Exercise task:
Rewrite everything from the line containing "legend-label: Ref [150,4,174,21]" down to the line containing "Identify all the", putting "key-label" wherever "legend-label" appears and changing nothing else.
-- start of Data for this task --
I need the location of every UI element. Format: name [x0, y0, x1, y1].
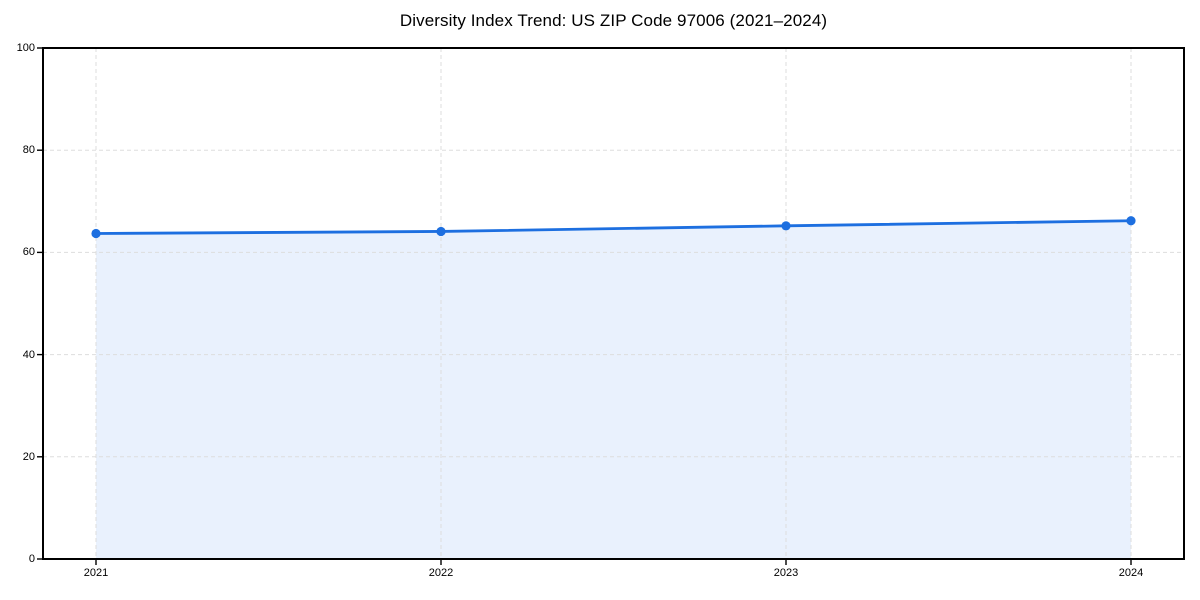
chart-title: Diversity Index Trend: US ZIP Code 97006… [399, 11, 828, 30]
x-tick-label-2022: 2022 [428, 567, 454, 579]
area-fill [96, 220, 1131, 559]
y-tick-label-40: 40 [22, 348, 35, 361]
y-tick-label-20: 20 [22, 450, 35, 463]
data-point-2022 [436, 226, 446, 237]
data-point-2024 [1126, 216, 1136, 226]
y-tick-label-0: 0 [28, 553, 35, 565]
y-tick-label-100: 100 [16, 42, 35, 54]
y-tick-label-80: 80 [22, 144, 35, 157]
data-point-2021 [91, 228, 101, 239]
trend-line [94, 219, 1133, 235]
x-tick-label-2023: 2023 [773, 567, 799, 579]
data-point-2023 [781, 221, 791, 231]
y-tick-label-60: 60 [22, 246, 35, 259]
plot-frame [42, 47, 1185, 560]
x-tick-label-2021: 2021 [83, 567, 109, 579]
x-tick-label-2024: 2024 [1118, 567, 1144, 579]
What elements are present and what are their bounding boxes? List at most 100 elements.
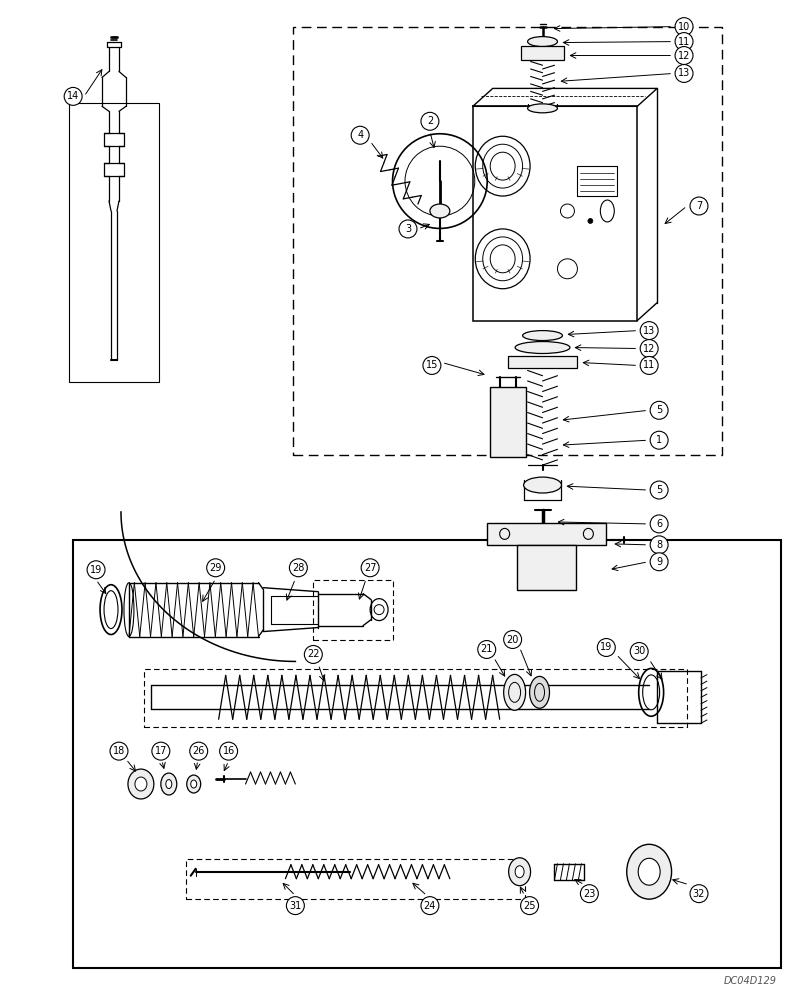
Circle shape xyxy=(207,559,225,577)
Text: 19: 19 xyxy=(90,565,102,575)
Text: 11: 11 xyxy=(677,37,689,47)
Circle shape xyxy=(689,885,707,903)
Text: 21: 21 xyxy=(480,644,492,654)
Ellipse shape xyxy=(191,780,196,788)
Circle shape xyxy=(650,431,667,449)
Circle shape xyxy=(650,481,667,499)
Text: 28: 28 xyxy=(292,563,304,573)
Text: 12: 12 xyxy=(642,344,654,354)
Bar xyxy=(144,669,686,727)
Text: 7: 7 xyxy=(695,201,702,211)
Text: 23: 23 xyxy=(582,889,594,899)
Circle shape xyxy=(87,561,105,579)
Bar xyxy=(516,545,576,590)
Ellipse shape xyxy=(161,773,177,795)
Circle shape xyxy=(477,641,495,658)
Ellipse shape xyxy=(165,780,172,789)
Text: 32: 32 xyxy=(692,889,704,899)
Text: 31: 31 xyxy=(289,901,301,911)
Text: 4: 4 xyxy=(357,130,363,140)
Circle shape xyxy=(520,897,538,915)
Circle shape xyxy=(580,885,598,903)
Ellipse shape xyxy=(187,775,200,793)
Circle shape xyxy=(639,322,658,340)
Text: 16: 16 xyxy=(222,746,234,756)
Circle shape xyxy=(629,643,647,660)
Bar xyxy=(69,103,159,382)
Circle shape xyxy=(286,897,304,915)
Ellipse shape xyxy=(529,676,549,708)
Text: 13: 13 xyxy=(642,326,654,336)
Ellipse shape xyxy=(522,331,562,341)
Circle shape xyxy=(689,197,707,215)
Circle shape xyxy=(674,18,692,36)
Text: 13: 13 xyxy=(677,68,689,78)
Bar xyxy=(313,580,393,640)
Text: 1: 1 xyxy=(655,435,662,445)
Text: 15: 15 xyxy=(425,360,438,370)
Bar xyxy=(486,523,606,545)
Text: 27: 27 xyxy=(363,563,376,573)
Text: 30: 30 xyxy=(633,646,645,656)
Text: 17: 17 xyxy=(154,746,167,756)
Circle shape xyxy=(674,47,692,64)
Text: 25: 25 xyxy=(522,901,535,911)
Text: 18: 18 xyxy=(113,746,125,756)
Ellipse shape xyxy=(503,674,525,710)
Circle shape xyxy=(64,87,82,105)
Text: 24: 24 xyxy=(423,901,436,911)
Text: 22: 22 xyxy=(307,649,320,659)
Circle shape xyxy=(650,553,667,571)
Text: 3: 3 xyxy=(405,224,410,234)
Text: 5: 5 xyxy=(655,405,662,415)
Ellipse shape xyxy=(514,342,569,354)
Circle shape xyxy=(350,126,369,144)
Text: 14: 14 xyxy=(67,91,79,101)
Text: 9: 9 xyxy=(655,557,662,567)
Circle shape xyxy=(219,742,238,760)
Bar xyxy=(507,356,577,368)
Text: 6: 6 xyxy=(655,519,662,529)
Circle shape xyxy=(361,559,379,577)
Bar xyxy=(73,540,779,968)
Circle shape xyxy=(423,356,440,374)
Ellipse shape xyxy=(135,777,147,791)
Bar xyxy=(520,46,564,60)
Circle shape xyxy=(639,340,658,357)
Circle shape xyxy=(674,33,692,51)
Ellipse shape xyxy=(637,858,659,885)
Circle shape xyxy=(420,112,439,130)
Bar xyxy=(472,106,637,321)
Text: 29: 29 xyxy=(209,563,221,573)
Ellipse shape xyxy=(128,769,153,799)
Ellipse shape xyxy=(514,866,523,878)
Circle shape xyxy=(587,218,592,223)
Bar xyxy=(186,859,524,899)
Text: 2: 2 xyxy=(427,116,432,126)
Circle shape xyxy=(398,220,417,238)
Circle shape xyxy=(304,646,322,663)
Text: 10: 10 xyxy=(677,22,689,32)
Bar xyxy=(293,27,721,455)
Text: 12: 12 xyxy=(677,51,689,61)
Circle shape xyxy=(152,742,169,760)
Ellipse shape xyxy=(527,37,557,47)
Text: DC04D129: DC04D129 xyxy=(723,976,776,986)
Circle shape xyxy=(650,515,667,533)
Ellipse shape xyxy=(508,858,530,886)
Text: 20: 20 xyxy=(506,635,518,645)
Ellipse shape xyxy=(429,204,449,218)
Circle shape xyxy=(674,64,692,82)
Text: 11: 11 xyxy=(642,360,654,370)
Circle shape xyxy=(109,742,128,760)
Circle shape xyxy=(420,897,439,915)
Circle shape xyxy=(503,631,521,648)
Text: 8: 8 xyxy=(655,540,662,550)
Circle shape xyxy=(650,536,667,554)
Bar xyxy=(489,387,525,457)
Circle shape xyxy=(650,401,667,419)
Ellipse shape xyxy=(626,844,671,899)
Text: 26: 26 xyxy=(192,746,204,756)
Circle shape xyxy=(289,559,307,577)
Circle shape xyxy=(639,356,658,374)
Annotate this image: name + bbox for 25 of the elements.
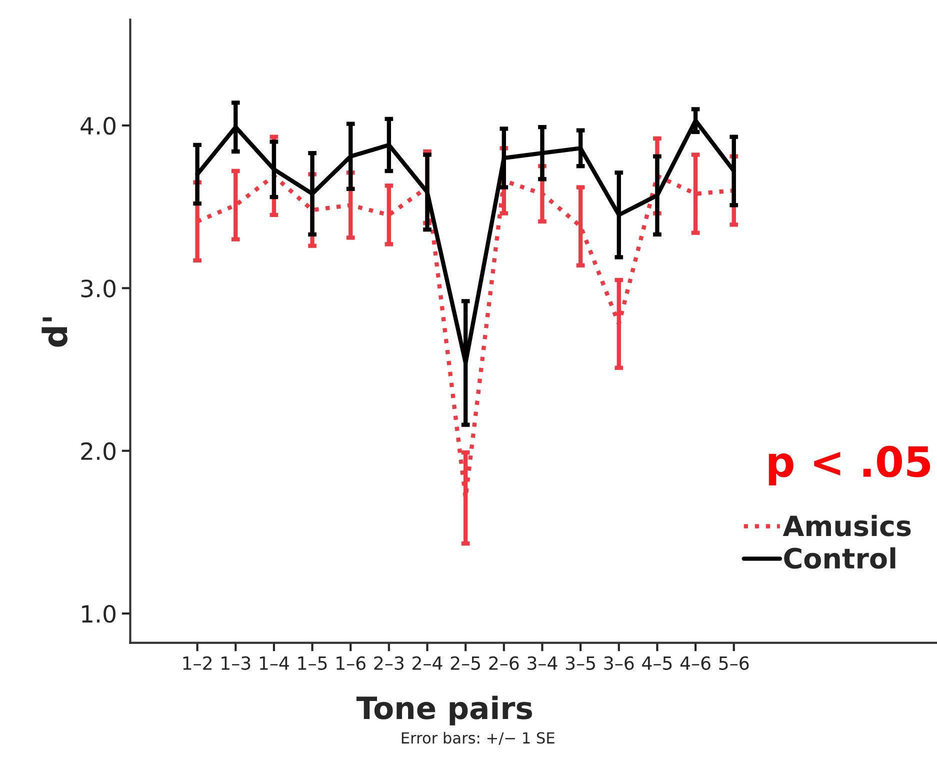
x-tick-label: 3–4 <box>528 656 558 670</box>
x-tick-label: 4–6 <box>680 656 710 670</box>
x-tick-label: 4–5 <box>642 656 672 670</box>
x-tick-label: 1–6 <box>336 656 366 670</box>
x-tick-label: 1–2 <box>183 656 212 670</box>
x-tick-label: 3–6 <box>604 656 634 670</box>
x-tick-label: 1–3 <box>222 656 250 670</box>
x-tick-label: 5–6 <box>719 656 749 670</box>
y-tick-label: 4.0 <box>80 116 116 135</box>
legend-label: Control <box>784 547 896 569</box>
y-tick-label: 1.0 <box>82 604 116 623</box>
x-axis-title: Tone pairs <box>356 696 532 726</box>
x-tick-label: 2–4 <box>412 656 442 670</box>
x-tick-label: 1–4 <box>260 656 289 670</box>
y-tick-label: 2.0 <box>81 442 116 460</box>
text: Error bars: +/− 1 SE <box>402 732 554 745</box>
y-axis-title: d' <box>42 317 68 347</box>
text: p < .05 <box>768 446 930 486</box>
x-tick-label: 1–5 <box>298 656 327 670</box>
x-tick-label: 2–3 <box>374 656 404 670</box>
y-tick-label: 3.0 <box>81 280 116 298</box>
legend-label: Amusics <box>782 514 911 536</box>
x-tick-label: 3–5 <box>566 656 595 670</box>
x-tick-label: 2–6 <box>489 656 519 670</box>
x-tick-label: 2–5 <box>450 656 480 670</box>
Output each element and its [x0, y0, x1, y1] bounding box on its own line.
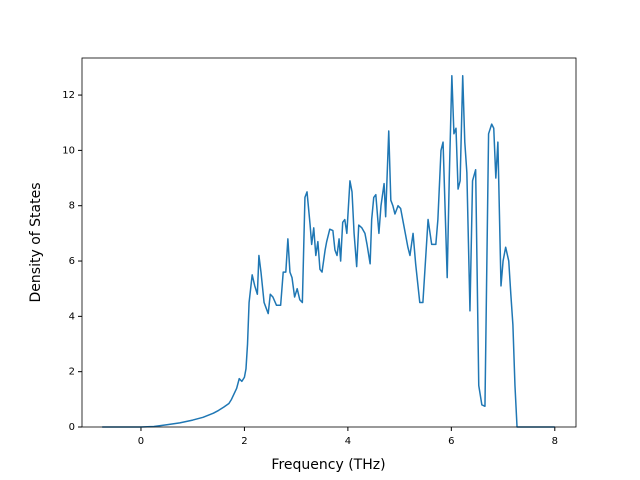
y-axis-label: Density of States: [28, 183, 44, 303]
x-tick-label: 6: [448, 436, 454, 447]
line-series: [102, 74, 555, 428]
x-tick-label: 0: [138, 436, 144, 447]
y-tick-label: 4: [69, 311, 75, 322]
x-tick-label: 2: [241, 436, 247, 447]
y-tick-label: 8: [69, 201, 75, 212]
y-tick-label: 6: [69, 256, 75, 267]
x-tick-label: 4: [345, 436, 351, 447]
plot-frame: [81, 57, 577, 428]
y-tick-label: 10: [62, 145, 75, 156]
y-tick-label: 2: [69, 367, 75, 378]
x-axis-label: Frequency (THz): [271, 457, 385, 473]
y-tick-label: 12: [62, 90, 75, 101]
y-tick-label: 0: [69, 422, 75, 433]
x-tick-label: 8: [552, 436, 558, 447]
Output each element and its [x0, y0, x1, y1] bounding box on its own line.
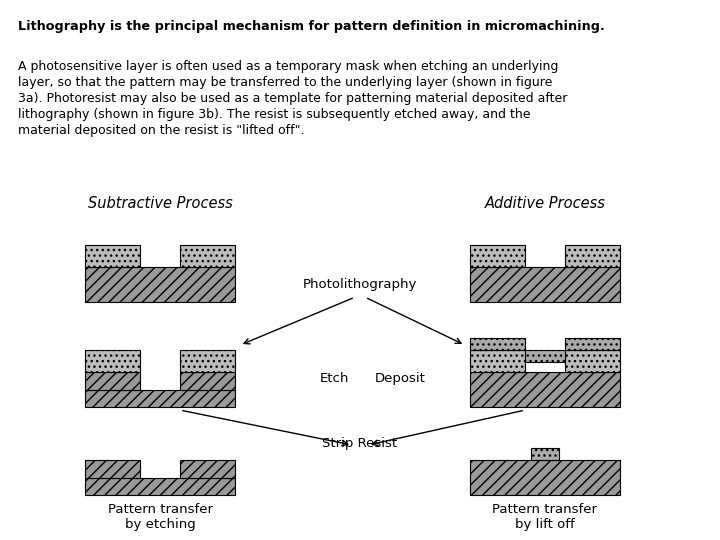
Bar: [531, 448, 559, 460]
Bar: [180, 350, 235, 372]
Bar: [525, 350, 565, 362]
Bar: [470, 460, 620, 495]
Bar: [470, 245, 525, 267]
Bar: [85, 245, 140, 267]
Text: Lithography is the principal mechanism for pattern definition in micromachining.: Lithography is the principal mechanism f…: [18, 19, 605, 32]
Text: Photolithography: Photolithography: [303, 278, 417, 291]
Bar: [470, 350, 525, 372]
Bar: [85, 350, 140, 372]
Bar: [85, 267, 235, 302]
Bar: [565, 245, 620, 267]
Text: Etch: Etch: [320, 372, 349, 385]
Bar: [85, 478, 235, 495]
Bar: [85, 390, 235, 407]
Bar: [470, 267, 620, 302]
Bar: [470, 372, 620, 407]
Text: Strip Resist: Strip Resist: [323, 437, 397, 450]
Text: Additive Process: Additive Process: [485, 196, 606, 211]
Text: Subtractive Process: Subtractive Process: [88, 196, 233, 211]
Bar: [85, 460, 140, 478]
Bar: [470, 338, 525, 350]
Text: A photosensitive layer is often used as a temporary mask when etching an underly: A photosensitive layer is often used as …: [18, 60, 567, 137]
Text: Pattern transfer
by etching: Pattern transfer by etching: [107, 503, 212, 531]
Bar: [565, 338, 620, 350]
Bar: [180, 372, 235, 390]
Text: Deposit: Deposit: [375, 372, 426, 385]
Bar: [565, 350, 620, 372]
Text: Pattern transfer
by lift off: Pattern transfer by lift off: [492, 503, 598, 531]
Bar: [180, 245, 235, 267]
Bar: [85, 372, 140, 390]
Bar: [180, 460, 235, 478]
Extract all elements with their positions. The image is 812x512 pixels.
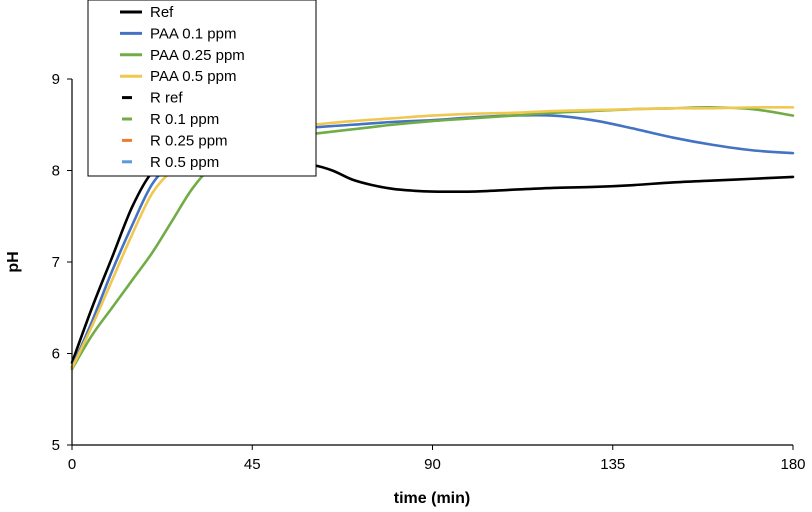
legend-label: Ref [150,4,174,21]
y-tick-label: 7 [52,254,60,271]
legend-label: R 0.1 ppm [150,111,219,128]
legend-label: R 0.25 ppm [150,132,228,149]
series-line-0 [70,158,795,364]
x-tick-label: 45 [244,456,261,473]
x-tick-label: 135 [600,456,625,473]
plot-area [70,105,795,371]
series-line-3 [70,105,795,370]
y-tick-label: 9 [52,71,60,88]
x-tick-label: 90 [424,456,441,473]
legend-label: R 0.5 ppm [150,154,219,171]
y-tick-label: 6 [52,346,60,363]
y-axis-title: pH [5,251,22,272]
legend-label: PAA 0.1 ppm [150,25,236,42]
legend: Ref PAA 0.1 ppm PAA 0.25 ppm PAA 0.5 ppm R r… [87,0,317,177]
legend-label: PAA 0.25 ppm [150,47,245,64]
legend-label: PAA 0.5 ppm [150,68,236,85]
x-tick-label: 180 [780,456,805,473]
y-tick-label: 5 [52,437,60,454]
x-tick-label: 0 [68,456,76,473]
x-axis-title: time (min) [394,490,470,507]
legend-label: R ref [150,90,183,107]
legend-box [87,0,317,177]
y-tick-label: 8 [52,163,60,180]
series-line-1 [70,113,795,369]
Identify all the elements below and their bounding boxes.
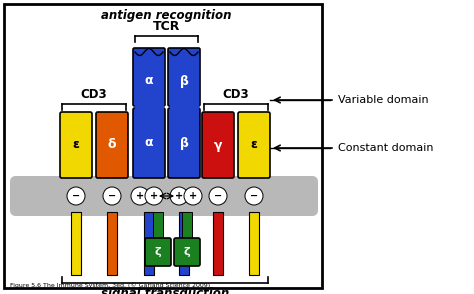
Bar [153, 212, 163, 238]
Text: β: β [180, 74, 189, 88]
Bar [213, 212, 223, 275]
FancyBboxPatch shape [168, 48, 200, 106]
FancyBboxPatch shape [145, 238, 171, 266]
Text: antigen recognition: antigen recognition [101, 9, 232, 22]
FancyBboxPatch shape [174, 238, 200, 266]
Text: α: α [145, 136, 153, 150]
Text: α: α [145, 74, 153, 88]
Text: CD3: CD3 [223, 88, 249, 101]
Text: Constant domain: Constant domain [338, 143, 434, 153]
FancyBboxPatch shape [168, 108, 200, 178]
Circle shape [131, 187, 149, 205]
Text: γ: γ [214, 138, 222, 151]
Circle shape [245, 187, 263, 205]
Bar [4, 4, 322, 288]
Text: δ: δ [108, 138, 116, 151]
FancyBboxPatch shape [133, 108, 165, 178]
Bar [179, 212, 189, 275]
Text: CD3: CD3 [81, 88, 107, 101]
Text: +: + [175, 191, 183, 201]
Text: −: − [250, 191, 258, 201]
Text: ζ: ζ [155, 247, 161, 257]
Text: −: − [108, 191, 116, 201]
FancyBboxPatch shape [133, 48, 165, 106]
Circle shape [67, 187, 85, 205]
Bar [249, 212, 259, 275]
Polygon shape [135, 49, 163, 56]
Text: ε: ε [73, 138, 80, 151]
Bar [107, 212, 117, 275]
Circle shape [184, 187, 202, 205]
Polygon shape [135, 55, 163, 108]
Text: ζ: ζ [184, 247, 191, 257]
Bar [182, 212, 192, 238]
Text: signal transduction: signal transduction [101, 287, 229, 294]
Bar [144, 212, 154, 275]
Circle shape [209, 187, 227, 205]
Text: +: + [189, 191, 197, 201]
Text: +: + [136, 191, 144, 201]
FancyBboxPatch shape [238, 112, 270, 178]
Polygon shape [170, 49, 198, 56]
Text: β: β [180, 136, 189, 150]
Text: Variable domain: Variable domain [338, 95, 428, 105]
Circle shape [145, 187, 163, 205]
Polygon shape [170, 55, 198, 108]
FancyBboxPatch shape [96, 112, 128, 178]
Text: ε: ε [251, 138, 257, 151]
Text: −: − [214, 191, 222, 201]
FancyBboxPatch shape [202, 112, 234, 178]
FancyBboxPatch shape [60, 112, 92, 178]
FancyBboxPatch shape [10, 176, 318, 216]
Text: Figure 5.6 The Immune System, 3ed. (© Garland Science 2009): Figure 5.6 The Immune System, 3ed. (© Ga… [10, 282, 210, 288]
Text: TCR: TCR [153, 20, 180, 33]
Circle shape [170, 187, 188, 205]
Circle shape [103, 187, 121, 205]
Text: +: + [150, 191, 158, 201]
Bar [71, 212, 81, 275]
Text: −: − [72, 191, 80, 201]
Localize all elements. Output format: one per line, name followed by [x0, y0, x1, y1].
-- end of Data for this task --
Result of this task:
key-label: Ref [150,4,174,21]
y-tick-label: 7 [52,254,60,271]
key-label: R 0.1 ppm [150,111,219,128]
key-label: R 0.25 ppm [150,132,228,149]
series-line-0 [70,158,795,364]
x-tick-label: 45 [244,456,261,473]
x-tick-label: 135 [600,456,625,473]
plot-area [70,105,795,371]
series-line-3 [70,105,795,370]
y-tick-label: 9 [52,71,60,88]
x-tick-label: 90 [424,456,441,473]
key-label: R 0.5 ppm [150,154,219,171]
y-tick-label: 6 [52,346,60,363]
y-axis-title: pH [5,251,22,272]
key-label: PAA 0.1 ppm [150,25,236,42]
legend: Ref PAA 0.1 ppm PAA 0.25 ppm PAA 0.5 ppm R r… [87,0,317,177]
key-label: PAA 0.25 ppm [150,47,245,64]
key-label: PAA 0.5 ppm [150,68,236,85]
x-tick-label: 180 [780,456,805,473]
y-tick-label: 5 [52,437,60,454]
x-tick-label: 0 [68,456,76,473]
x-axis-title: time (min) [394,490,470,507]
key-label: R ref [150,90,183,107]
legend-box [87,0,317,177]
y-tick-label: 8 [52,163,60,180]
series-line-1 [70,113,795,369]
Identify all the elements below and their bounding boxes.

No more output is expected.